What is required: Copy every line of the entries that includes the word "label".

Data lines:
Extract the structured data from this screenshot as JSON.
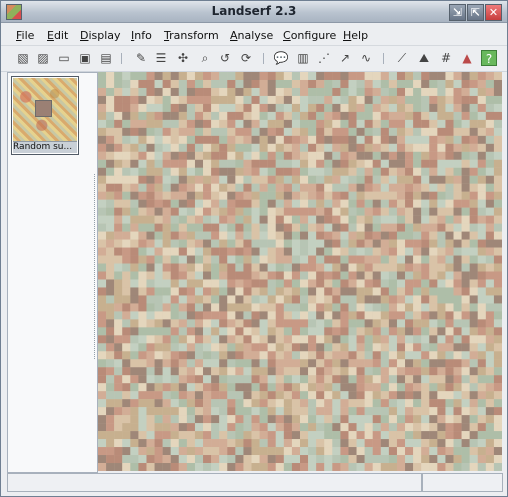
{
  "window": {
    "title": "Landserf 2.3",
    "buttons": [
      "minimize",
      "maximize",
      "close"
    ]
  },
  "menus": [
    {
      "label": "File",
      "mnemonic": "F"
    },
    {
      "label": "Edit",
      "mnemonic": "E"
    },
    {
      "label": "Display",
      "mnemonic": "D"
    },
    {
      "label": "Info",
      "mnemonic": "I"
    },
    {
      "label": "Transform",
      "mnemonic": "T"
    },
    {
      "label": "Analyse",
      "mnemonic": "A"
    },
    {
      "label": "Configure",
      "mnemonic": "C"
    },
    {
      "label": "Help",
      "mnemonic": "H"
    }
  ],
  "toolbar": [
    {
      "icon": "new-surface-icon"
    },
    {
      "icon": "new-map-icon"
    },
    {
      "icon": "open-folder-icon"
    },
    {
      "icon": "save-icon"
    },
    {
      "icon": "print-icon"
    },
    {
      "icon": "edit-pencil-icon"
    },
    {
      "icon": "metadata-icon"
    },
    {
      "icon": "transform-icon"
    },
    {
      "icon": "zoom-icon"
    },
    {
      "icon": "rotate-icon"
    },
    {
      "icon": "refresh-icon"
    },
    {
      "icon": "info-bubble-icon"
    },
    {
      "icon": "histogram-icon"
    },
    {
      "icon": "scatter-icon"
    },
    {
      "icon": "query-cursor-icon"
    },
    {
      "icon": "profile-icon"
    },
    {
      "icon": "slope-icon"
    },
    {
      "icon": "feature-icon"
    },
    {
      "icon": "grid-icon"
    },
    {
      "icon": "peak-icon"
    },
    {
      "icon": "help-icon"
    }
  ],
  "thumbnails": [
    {
      "label": "Random su..."
    }
  ],
  "map": {
    "rows": 50,
    "cols": 50,
    "palette": [
      "#d9c3a7",
      "#c89985",
      "#b7c5b4",
      "#e4d6bd",
      "#b98b78",
      "#d2ad96",
      "#aebea8",
      "#c7b08f",
      "#9f8778",
      "#c3d0c1"
    ]
  },
  "status": {
    "left": "",
    "right": ""
  }
}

Result for this task:
      "label": "File",
      "label": "Edit",
      "label": "Display",
      "label": "Info",
      "label": "Transform",
      "label": "Analyse",
      "label": "Configure",
      "label": "Help",
      "label": "Random su..."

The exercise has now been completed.